• **EXERCISE AIM**: Which lines hold the word "альпака"? Copy each of them.

• **INFORMATION SHOWN**:
- - - -

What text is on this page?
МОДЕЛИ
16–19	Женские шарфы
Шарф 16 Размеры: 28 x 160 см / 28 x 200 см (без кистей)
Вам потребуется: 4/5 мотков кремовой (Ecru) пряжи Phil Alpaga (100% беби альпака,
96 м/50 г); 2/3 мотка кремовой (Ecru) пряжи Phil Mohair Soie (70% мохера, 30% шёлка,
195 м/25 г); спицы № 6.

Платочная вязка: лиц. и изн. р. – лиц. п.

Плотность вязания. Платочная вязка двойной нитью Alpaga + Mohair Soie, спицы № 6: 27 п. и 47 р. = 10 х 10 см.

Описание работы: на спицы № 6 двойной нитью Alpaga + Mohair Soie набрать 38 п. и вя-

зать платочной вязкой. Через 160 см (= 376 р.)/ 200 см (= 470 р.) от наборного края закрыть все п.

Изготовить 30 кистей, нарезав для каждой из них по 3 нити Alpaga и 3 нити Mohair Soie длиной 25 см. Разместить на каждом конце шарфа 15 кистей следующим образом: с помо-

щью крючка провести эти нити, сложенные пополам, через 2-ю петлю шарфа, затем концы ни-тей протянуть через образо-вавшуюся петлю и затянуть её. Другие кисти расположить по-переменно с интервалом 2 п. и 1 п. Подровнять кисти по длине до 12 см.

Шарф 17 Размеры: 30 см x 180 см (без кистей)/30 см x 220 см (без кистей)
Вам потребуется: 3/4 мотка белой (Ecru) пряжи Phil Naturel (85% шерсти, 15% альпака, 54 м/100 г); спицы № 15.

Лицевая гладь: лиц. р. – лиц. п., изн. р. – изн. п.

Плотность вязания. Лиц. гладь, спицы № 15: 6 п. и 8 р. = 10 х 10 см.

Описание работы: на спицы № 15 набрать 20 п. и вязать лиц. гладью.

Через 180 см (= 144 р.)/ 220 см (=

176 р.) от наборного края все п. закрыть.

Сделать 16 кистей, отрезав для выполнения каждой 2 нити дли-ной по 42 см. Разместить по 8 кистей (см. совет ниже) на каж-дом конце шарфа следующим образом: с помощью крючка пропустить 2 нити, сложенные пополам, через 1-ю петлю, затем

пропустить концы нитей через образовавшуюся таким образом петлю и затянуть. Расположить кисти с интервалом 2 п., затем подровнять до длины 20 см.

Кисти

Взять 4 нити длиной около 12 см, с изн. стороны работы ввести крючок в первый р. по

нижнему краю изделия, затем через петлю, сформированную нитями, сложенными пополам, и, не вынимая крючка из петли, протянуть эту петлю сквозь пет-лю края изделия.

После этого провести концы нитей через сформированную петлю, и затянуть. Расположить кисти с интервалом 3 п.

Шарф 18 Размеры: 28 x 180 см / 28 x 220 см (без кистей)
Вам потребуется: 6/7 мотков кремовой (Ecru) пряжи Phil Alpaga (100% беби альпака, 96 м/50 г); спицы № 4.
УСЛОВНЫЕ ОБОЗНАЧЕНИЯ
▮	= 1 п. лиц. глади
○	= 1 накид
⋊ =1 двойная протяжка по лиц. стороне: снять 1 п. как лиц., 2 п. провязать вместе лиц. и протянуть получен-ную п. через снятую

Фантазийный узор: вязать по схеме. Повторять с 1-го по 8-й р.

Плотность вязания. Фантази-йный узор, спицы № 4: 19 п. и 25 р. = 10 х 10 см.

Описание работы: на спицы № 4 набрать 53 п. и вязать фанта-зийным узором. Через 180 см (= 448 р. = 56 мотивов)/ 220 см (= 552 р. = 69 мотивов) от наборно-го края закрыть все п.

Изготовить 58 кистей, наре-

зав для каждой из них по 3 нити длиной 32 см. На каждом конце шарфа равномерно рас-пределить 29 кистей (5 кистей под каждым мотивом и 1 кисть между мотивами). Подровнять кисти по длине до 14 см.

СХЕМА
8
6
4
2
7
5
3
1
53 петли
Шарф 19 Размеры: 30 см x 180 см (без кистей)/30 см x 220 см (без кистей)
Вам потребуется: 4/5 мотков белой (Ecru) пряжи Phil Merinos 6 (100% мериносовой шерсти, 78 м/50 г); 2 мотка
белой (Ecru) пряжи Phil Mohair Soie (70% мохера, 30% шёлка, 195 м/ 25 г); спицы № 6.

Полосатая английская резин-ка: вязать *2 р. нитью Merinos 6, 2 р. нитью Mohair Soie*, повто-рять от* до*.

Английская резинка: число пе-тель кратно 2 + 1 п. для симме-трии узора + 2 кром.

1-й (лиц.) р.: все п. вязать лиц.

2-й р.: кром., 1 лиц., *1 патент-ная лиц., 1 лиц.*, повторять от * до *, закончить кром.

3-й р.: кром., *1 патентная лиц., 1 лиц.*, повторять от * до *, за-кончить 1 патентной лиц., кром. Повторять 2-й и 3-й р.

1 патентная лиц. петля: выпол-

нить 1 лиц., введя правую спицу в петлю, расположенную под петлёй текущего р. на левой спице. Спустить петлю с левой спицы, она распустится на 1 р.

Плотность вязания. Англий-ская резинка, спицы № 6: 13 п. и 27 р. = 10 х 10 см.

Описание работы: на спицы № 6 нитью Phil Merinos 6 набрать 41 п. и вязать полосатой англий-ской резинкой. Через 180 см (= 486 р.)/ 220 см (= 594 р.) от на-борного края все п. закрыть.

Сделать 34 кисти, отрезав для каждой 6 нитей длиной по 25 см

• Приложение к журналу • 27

- - - -

• **TASK RESPONSE**:
Вам потребуется: 4/5 мотков кремовой (Ecru) пряжи Phil Alpaga (100% беби альпака,
Вам потребуется: 3/4 мотка белой (Ecru) пряжи Phil Naturel (85% шерсти, 15% альпака, 54 м/100 г); спицы № 15.
Вам потребуется: 6/7 мотков кремовой (Ecru) пряжи Phil Alpaga (100% беби альпака, 96 м/50 г); спицы № 4.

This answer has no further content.